BRIEF: For the records below, say how many lines contain the string "ffffff". Give the number only.

Figure data in JSON:
......
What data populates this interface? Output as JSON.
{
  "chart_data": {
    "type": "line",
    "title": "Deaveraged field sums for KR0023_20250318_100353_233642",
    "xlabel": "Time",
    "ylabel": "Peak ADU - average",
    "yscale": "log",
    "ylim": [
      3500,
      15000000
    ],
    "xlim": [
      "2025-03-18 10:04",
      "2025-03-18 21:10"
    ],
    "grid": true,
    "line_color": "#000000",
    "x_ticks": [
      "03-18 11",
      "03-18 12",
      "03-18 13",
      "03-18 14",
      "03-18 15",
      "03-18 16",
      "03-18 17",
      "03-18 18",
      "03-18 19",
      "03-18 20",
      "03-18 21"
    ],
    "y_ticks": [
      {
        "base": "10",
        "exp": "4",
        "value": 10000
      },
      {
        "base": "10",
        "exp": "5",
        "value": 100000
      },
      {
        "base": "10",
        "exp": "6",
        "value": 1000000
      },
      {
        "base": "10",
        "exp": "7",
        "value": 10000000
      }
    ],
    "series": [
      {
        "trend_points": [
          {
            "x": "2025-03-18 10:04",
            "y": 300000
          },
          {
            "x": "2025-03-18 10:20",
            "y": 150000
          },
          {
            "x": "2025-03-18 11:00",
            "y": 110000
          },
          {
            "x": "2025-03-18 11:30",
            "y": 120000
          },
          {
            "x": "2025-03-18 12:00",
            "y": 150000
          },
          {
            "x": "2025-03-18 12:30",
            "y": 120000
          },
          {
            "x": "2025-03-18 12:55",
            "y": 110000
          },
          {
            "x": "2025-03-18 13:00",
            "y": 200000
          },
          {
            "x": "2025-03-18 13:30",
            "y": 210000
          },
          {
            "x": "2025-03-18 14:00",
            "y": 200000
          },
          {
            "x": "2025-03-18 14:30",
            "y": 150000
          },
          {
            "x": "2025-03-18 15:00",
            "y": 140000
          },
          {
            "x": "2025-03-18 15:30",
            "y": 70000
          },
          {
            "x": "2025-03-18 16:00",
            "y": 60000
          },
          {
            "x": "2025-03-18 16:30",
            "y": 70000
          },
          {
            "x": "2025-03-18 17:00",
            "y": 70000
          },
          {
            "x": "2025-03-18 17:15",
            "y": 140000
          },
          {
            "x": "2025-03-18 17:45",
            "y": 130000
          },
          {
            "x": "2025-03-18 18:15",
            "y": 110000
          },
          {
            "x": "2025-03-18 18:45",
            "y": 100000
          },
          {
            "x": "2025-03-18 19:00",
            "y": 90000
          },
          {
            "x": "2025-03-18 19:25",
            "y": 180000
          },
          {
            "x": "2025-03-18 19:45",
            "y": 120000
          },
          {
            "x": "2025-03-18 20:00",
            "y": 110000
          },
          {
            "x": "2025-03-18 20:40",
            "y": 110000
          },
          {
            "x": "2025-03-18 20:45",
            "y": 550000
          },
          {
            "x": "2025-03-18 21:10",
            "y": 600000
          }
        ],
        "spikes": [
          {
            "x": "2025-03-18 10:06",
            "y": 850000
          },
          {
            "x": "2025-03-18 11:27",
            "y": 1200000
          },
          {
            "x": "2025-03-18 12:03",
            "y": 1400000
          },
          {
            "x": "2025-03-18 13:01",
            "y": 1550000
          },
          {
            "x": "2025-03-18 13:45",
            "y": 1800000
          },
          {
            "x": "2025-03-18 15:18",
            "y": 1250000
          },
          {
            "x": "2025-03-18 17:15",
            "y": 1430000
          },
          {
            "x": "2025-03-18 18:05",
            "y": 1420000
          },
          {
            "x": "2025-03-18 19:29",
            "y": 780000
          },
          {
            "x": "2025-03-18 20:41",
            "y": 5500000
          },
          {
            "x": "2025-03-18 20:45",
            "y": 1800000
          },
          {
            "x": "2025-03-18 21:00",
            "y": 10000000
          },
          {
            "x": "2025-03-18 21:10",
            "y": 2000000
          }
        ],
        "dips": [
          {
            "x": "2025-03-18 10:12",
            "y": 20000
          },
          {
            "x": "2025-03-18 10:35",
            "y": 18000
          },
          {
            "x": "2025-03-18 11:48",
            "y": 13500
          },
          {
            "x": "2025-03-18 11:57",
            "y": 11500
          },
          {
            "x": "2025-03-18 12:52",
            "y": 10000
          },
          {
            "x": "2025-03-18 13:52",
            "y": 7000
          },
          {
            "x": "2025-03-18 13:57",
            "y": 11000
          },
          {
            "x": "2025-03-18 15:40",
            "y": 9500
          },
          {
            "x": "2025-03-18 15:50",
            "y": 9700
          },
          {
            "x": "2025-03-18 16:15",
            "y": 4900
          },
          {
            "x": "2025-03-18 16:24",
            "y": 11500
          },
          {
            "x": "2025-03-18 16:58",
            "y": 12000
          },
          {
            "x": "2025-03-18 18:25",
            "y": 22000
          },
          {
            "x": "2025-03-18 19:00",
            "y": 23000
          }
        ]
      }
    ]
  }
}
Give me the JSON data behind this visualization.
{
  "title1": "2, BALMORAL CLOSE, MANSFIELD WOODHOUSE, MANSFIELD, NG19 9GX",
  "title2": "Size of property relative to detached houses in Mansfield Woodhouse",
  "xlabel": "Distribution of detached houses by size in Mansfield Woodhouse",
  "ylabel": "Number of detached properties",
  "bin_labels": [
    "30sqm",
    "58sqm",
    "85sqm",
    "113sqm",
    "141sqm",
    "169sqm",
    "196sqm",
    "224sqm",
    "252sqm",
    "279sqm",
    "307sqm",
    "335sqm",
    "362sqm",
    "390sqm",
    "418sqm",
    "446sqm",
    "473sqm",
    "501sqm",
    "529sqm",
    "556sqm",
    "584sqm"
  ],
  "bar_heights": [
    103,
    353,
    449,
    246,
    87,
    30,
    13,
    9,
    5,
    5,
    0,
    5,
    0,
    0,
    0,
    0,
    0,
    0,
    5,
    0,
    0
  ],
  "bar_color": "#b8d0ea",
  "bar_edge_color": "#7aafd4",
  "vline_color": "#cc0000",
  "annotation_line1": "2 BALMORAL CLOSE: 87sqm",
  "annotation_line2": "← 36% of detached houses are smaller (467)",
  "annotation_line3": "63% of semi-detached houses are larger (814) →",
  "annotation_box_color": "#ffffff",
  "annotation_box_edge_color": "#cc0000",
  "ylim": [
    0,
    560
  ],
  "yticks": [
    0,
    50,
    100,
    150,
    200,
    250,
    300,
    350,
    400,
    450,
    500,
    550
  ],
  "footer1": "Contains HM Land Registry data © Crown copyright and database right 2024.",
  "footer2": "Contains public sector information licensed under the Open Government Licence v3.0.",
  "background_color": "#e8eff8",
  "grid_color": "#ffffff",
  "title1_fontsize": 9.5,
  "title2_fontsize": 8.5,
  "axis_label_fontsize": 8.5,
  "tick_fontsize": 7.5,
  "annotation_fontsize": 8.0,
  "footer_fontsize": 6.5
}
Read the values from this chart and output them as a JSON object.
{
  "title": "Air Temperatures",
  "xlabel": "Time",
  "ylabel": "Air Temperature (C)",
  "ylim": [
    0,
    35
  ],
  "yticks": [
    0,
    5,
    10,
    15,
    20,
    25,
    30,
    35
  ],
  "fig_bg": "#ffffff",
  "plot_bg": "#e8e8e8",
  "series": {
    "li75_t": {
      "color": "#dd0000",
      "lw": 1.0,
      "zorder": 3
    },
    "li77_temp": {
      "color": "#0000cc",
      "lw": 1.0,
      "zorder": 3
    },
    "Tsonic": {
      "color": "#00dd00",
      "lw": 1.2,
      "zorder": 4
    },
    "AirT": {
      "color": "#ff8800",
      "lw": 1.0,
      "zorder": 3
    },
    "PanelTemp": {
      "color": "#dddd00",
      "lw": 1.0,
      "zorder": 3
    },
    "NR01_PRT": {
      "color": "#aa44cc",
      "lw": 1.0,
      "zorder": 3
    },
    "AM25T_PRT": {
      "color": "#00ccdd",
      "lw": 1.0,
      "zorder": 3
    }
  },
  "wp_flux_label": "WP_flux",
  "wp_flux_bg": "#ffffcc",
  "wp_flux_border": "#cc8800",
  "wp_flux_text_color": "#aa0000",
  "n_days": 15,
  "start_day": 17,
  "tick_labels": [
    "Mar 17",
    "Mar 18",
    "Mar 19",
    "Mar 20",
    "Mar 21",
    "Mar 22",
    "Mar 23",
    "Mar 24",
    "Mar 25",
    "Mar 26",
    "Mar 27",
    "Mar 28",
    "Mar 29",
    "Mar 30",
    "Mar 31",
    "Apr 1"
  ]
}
......
RIGHT ANSWER: 3